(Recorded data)
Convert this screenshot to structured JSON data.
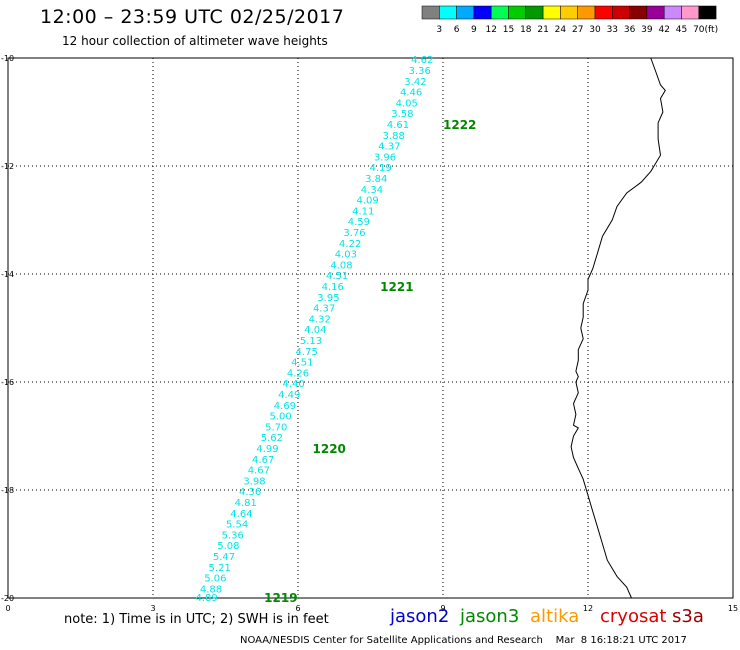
{
  "header": {
    "title": "12:00 – 23:59 UTC 02/25/2017",
    "subtitle": "12 hour collection of altimeter wave heights"
  },
  "colorbar": {
    "labels": [
      "3",
      "6",
      "9",
      "12",
      "15",
      "18",
      "21",
      "24",
      "27",
      "30",
      "33",
      "36",
      "39",
      "42",
      "45",
      "70"
    ],
    "unit": "(ft)",
    "colors": [
      "#808080",
      "#00ffff",
      "#00aaff",
      "#0000ff",
      "#00ff55",
      "#00cc00",
      "#009900",
      "#ffff00",
      "#ffcc00",
      "#ff9900",
      "#ff0000",
      "#cc0000",
      "#880000",
      "#990099",
      "#cc88ff",
      "#ff99cc",
      "#000000"
    ]
  },
  "footer": {
    "note": "note: 1) Time is in UTC; 2) SWH is in feet",
    "credit": "NOAA/NESDIS Center for Satellite Applications and Research    Mar  8 16:18:21 UTC 2017",
    "satellites": [
      {
        "name": "jason2",
        "color": "#0000cc"
      },
      {
        "name": "jason3",
        "color": "#008800"
      },
      {
        "name": "altika",
        "color": "#ff9900"
      },
      {
        "name": "cryosat",
        "color": "#dd0000"
      },
      {
        "name": "s3a",
        "color": "#990000"
      }
    ]
  },
  "chart_data": {
    "type": "scatter",
    "title": "12:00 – 23:59 UTC 02/25/2017",
    "subtitle": "12 hour collection of altimeter wave heights",
    "xlim": [
      0,
      15
    ],
    "ylim": [
      -20,
      -10
    ],
    "xticks": [
      "0",
      "3",
      "6",
      "9",
      "12",
      "15"
    ],
    "yticks": [
      "-10",
      "-12",
      "-14",
      "-16",
      "-18",
      "-20"
    ],
    "grid": true,
    "track_color": "#00e5e5",
    "time_label_color": "#008800",
    "coast_color": "#000000",
    "wave_heights": [
      {
        "x": 8.8,
        "y": -10.04,
        "swh": "4.62"
      },
      {
        "x": 8.75,
        "y": -10.24,
        "swh": "3.36"
      },
      {
        "x": 8.66,
        "y": -10.44,
        "swh": "3.42"
      },
      {
        "x": 8.57,
        "y": -10.64,
        "swh": "4.46"
      },
      {
        "x": 8.48,
        "y": -10.84,
        "swh": "4.05"
      },
      {
        "x": 8.39,
        "y": -11.04,
        "swh": "3.58"
      },
      {
        "x": 8.3,
        "y": -11.24,
        "swh": "4.61"
      },
      {
        "x": 8.21,
        "y": -11.44,
        "swh": "3.88"
      },
      {
        "x": 8.12,
        "y": -11.64,
        "swh": "4.37"
      },
      {
        "x": 8.03,
        "y": -11.84,
        "swh": "3.96"
      },
      {
        "x": 7.94,
        "y": -12.04,
        "swh": "4.19"
      },
      {
        "x": 7.85,
        "y": -12.24,
        "swh": "3.84"
      },
      {
        "x": 7.76,
        "y": -12.44,
        "swh": "4.34"
      },
      {
        "x": 7.67,
        "y": -12.64,
        "swh": "4.09"
      },
      {
        "x": 7.58,
        "y": -12.84,
        "swh": "4.11"
      },
      {
        "x": 7.49,
        "y": -13.04,
        "swh": "4.59"
      },
      {
        "x": 7.4,
        "y": -13.24,
        "swh": "3.76"
      },
      {
        "x": 7.31,
        "y": -13.44,
        "swh": "4.22"
      },
      {
        "x": 7.22,
        "y": -13.64,
        "swh": "4.03"
      },
      {
        "x": 7.13,
        "y": -13.84,
        "swh": "4.08"
      },
      {
        "x": 7.04,
        "y": -14.04,
        "swh": "4.51"
      },
      {
        "x": 6.95,
        "y": -14.24,
        "swh": "4.16"
      },
      {
        "x": 6.86,
        "y": -14.44,
        "swh": "3.95"
      },
      {
        "x": 6.77,
        "y": -14.64,
        "swh": "4.37"
      },
      {
        "x": 6.68,
        "y": -14.84,
        "swh": "4.32"
      },
      {
        "x": 6.59,
        "y": -15.04,
        "swh": "4.04"
      },
      {
        "x": 6.5,
        "y": -15.24,
        "swh": "5.13"
      },
      {
        "x": 6.41,
        "y": -15.44,
        "swh": "4.75"
      },
      {
        "x": 6.32,
        "y": -15.64,
        "swh": "4.51"
      },
      {
        "x": 6.23,
        "y": -15.84,
        "swh": "4.26"
      },
      {
        "x": 6.14,
        "y": -16.04,
        "swh": "4.40"
      },
      {
        "x": 6.05,
        "y": -16.24,
        "swh": "4.49"
      },
      {
        "x": 5.96,
        "y": -16.44,
        "swh": "4.69"
      },
      {
        "x": 5.87,
        "y": -16.64,
        "swh": "5.00"
      },
      {
        "x": 5.78,
        "y": -16.84,
        "swh": "5.70"
      },
      {
        "x": 5.69,
        "y": -17.04,
        "swh": "5.62"
      },
      {
        "x": 5.6,
        "y": -17.24,
        "swh": "4.99"
      },
      {
        "x": 5.51,
        "y": -17.44,
        "swh": "4.67"
      },
      {
        "x": 5.42,
        "y": -17.64,
        "swh": "4.67"
      },
      {
        "x": 5.33,
        "y": -17.84,
        "swh": "3.98"
      },
      {
        "x": 5.24,
        "y": -18.04,
        "swh": "4.36"
      },
      {
        "x": 5.15,
        "y": -18.24,
        "swh": "4.81"
      },
      {
        "x": 5.06,
        "y": -18.44,
        "swh": "4.64"
      },
      {
        "x": 4.97,
        "y": -18.64,
        "swh": "5.54"
      },
      {
        "x": 4.88,
        "y": -18.84,
        "swh": "5.36"
      },
      {
        "x": 4.79,
        "y": -19.04,
        "swh": "5.08"
      },
      {
        "x": 4.7,
        "y": -19.24,
        "swh": "5.47"
      },
      {
        "x": 4.61,
        "y": -19.44,
        "swh": "5.21"
      },
      {
        "x": 4.52,
        "y": -19.64,
        "swh": "5.06"
      },
      {
        "x": 4.43,
        "y": -19.84,
        "swh": "4.88"
      },
      {
        "x": 4.34,
        "y": -20.0,
        "swh": "4.89"
      }
    ],
    "time_labels": [
      {
        "x": 9.0,
        "y": -11.24,
        "text": "1222"
      },
      {
        "x": 7.7,
        "y": -14.24,
        "text": "1221"
      },
      {
        "x": 6.3,
        "y": -17.24,
        "text": "1220"
      },
      {
        "x": 5.3,
        "y": -20.0,
        "text": "1219"
      }
    ],
    "coastline": [
      [
        13.3,
        -10.0
      ],
      [
        13.4,
        -10.25
      ],
      [
        13.5,
        -10.5
      ],
      [
        13.6,
        -10.6
      ],
      [
        13.5,
        -10.75
      ],
      [
        13.55,
        -11.0
      ],
      [
        13.45,
        -11.2
      ],
      [
        13.45,
        -11.5
      ],
      [
        13.5,
        -11.8
      ],
      [
        13.3,
        -12.1
      ],
      [
        13.1,
        -12.3
      ],
      [
        12.8,
        -12.5
      ],
      [
        12.6,
        -12.75
      ],
      [
        12.5,
        -13.0
      ],
      [
        12.3,
        -13.3
      ],
      [
        12.2,
        -13.6
      ],
      [
        12.1,
        -13.9
      ],
      [
        12.0,
        -14.1
      ],
      [
        12.0,
        -14.3
      ],
      [
        11.9,
        -14.55
      ],
      [
        11.9,
        -14.8
      ],
      [
        11.85,
        -15.0
      ],
      [
        11.9,
        -15.2
      ],
      [
        11.8,
        -15.4
      ],
      [
        11.8,
        -15.6
      ],
      [
        11.75,
        -15.8
      ],
      [
        11.8,
        -15.9
      ],
      [
        11.75,
        -16.0
      ],
      [
        11.8,
        -16.2
      ],
      [
        11.7,
        -16.4
      ],
      [
        11.75,
        -16.6
      ],
      [
        11.7,
        -16.8
      ],
      [
        11.8,
        -16.85
      ],
      [
        11.7,
        -17.0
      ],
      [
        11.65,
        -17.2
      ],
      [
        11.7,
        -17.4
      ],
      [
        11.8,
        -17.6
      ],
      [
        11.9,
        -17.8
      ],
      [
        12.0,
        -18.1
      ],
      [
        12.1,
        -18.4
      ],
      [
        12.2,
        -18.7
      ],
      [
        12.3,
        -19.0
      ],
      [
        12.4,
        -19.3
      ],
      [
        12.6,
        -19.6
      ],
      [
        12.8,
        -19.8
      ],
      [
        12.9,
        -20.0
      ]
    ]
  }
}
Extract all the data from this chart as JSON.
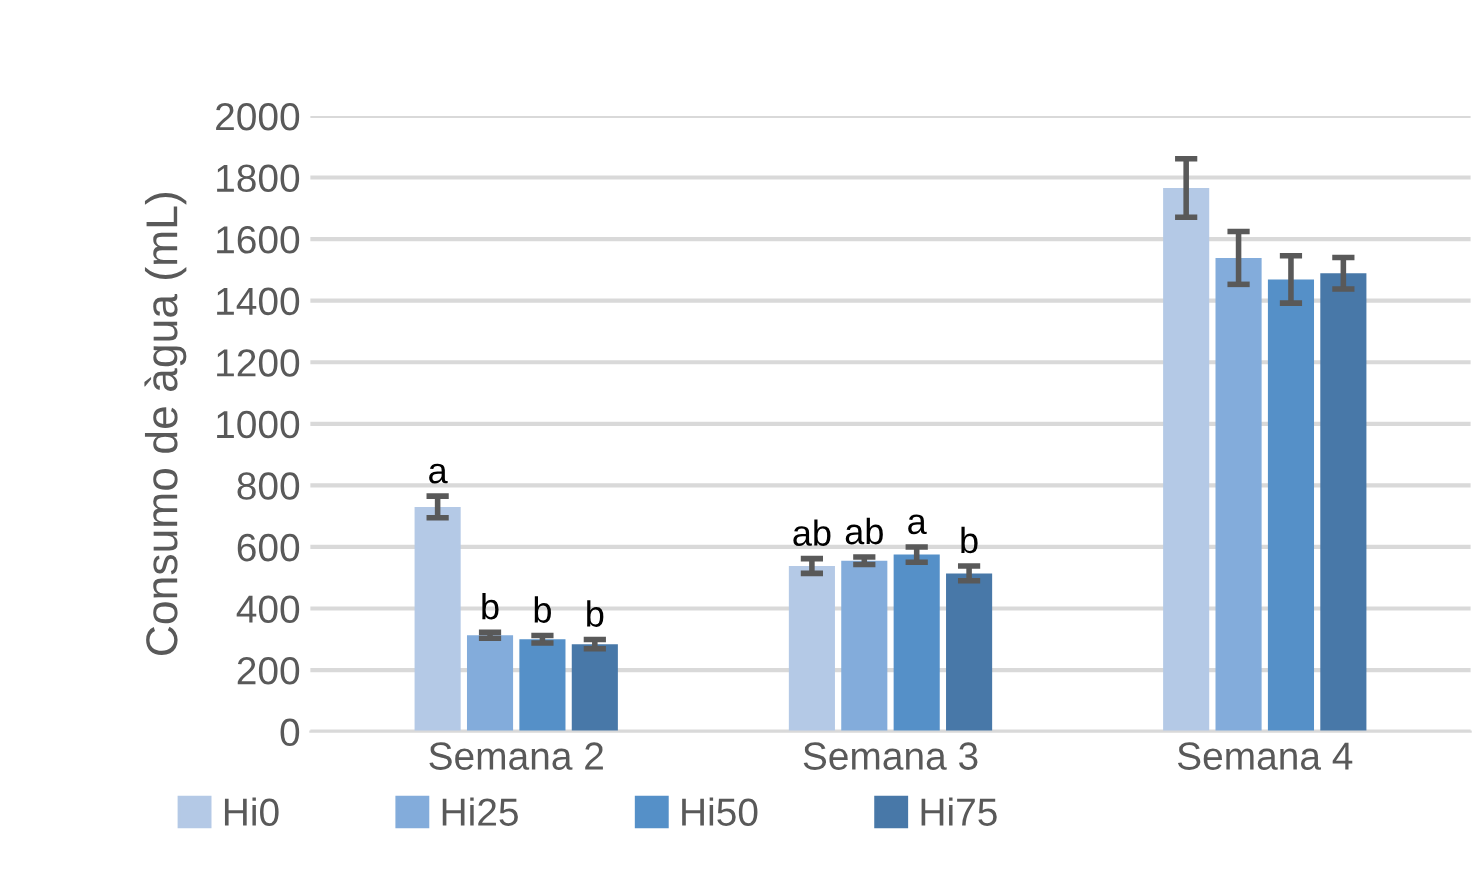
{
  "chart_data": {
    "type": "bar",
    "ylabel": "Consumo de àgua (mL)",
    "categories": [
      "Semana 2",
      "Semana 3",
      "Semana 4"
    ],
    "series": [
      {
        "name": "Hi0",
        "color": "#b4c9e6",
        "values": [
          730,
          538,
          1766
        ],
        "errors": [
          35,
          24,
          95
        ],
        "value_labels": [
          "a",
          "ab",
          null
        ]
      },
      {
        "name": "Hi25",
        "color": "#83acdb",
        "values": [
          313,
          555,
          1539
        ],
        "errors": [
          10,
          12,
          86
        ],
        "value_labels": [
          "b",
          "ab",
          null
        ]
      },
      {
        "name": "Hi50",
        "color": "#5590c8",
        "values": [
          300,
          575,
          1469
        ],
        "errors": [
          12,
          25,
          77
        ],
        "value_labels": [
          "b",
          "a",
          null
        ]
      },
      {
        "name": "Hi75",
        "color": "#4878a8",
        "values": [
          284,
          514,
          1489
        ],
        "errors": [
          15,
          24,
          51
        ],
        "value_labels": [
          "b",
          "b",
          null
        ]
      }
    ],
    "ylim": [
      0,
      2000
    ],
    "yticks": [
      0,
      200,
      400,
      600,
      800,
      1000,
      1200,
      1400,
      1600,
      1800,
      2000
    ],
    "grid": "y",
    "legend": "bottom"
  }
}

• **TASK INSTRUCTIONS**
Find every line with "JSON" in the listing and state how many there are, nothing else.

• **RESPONSE**
2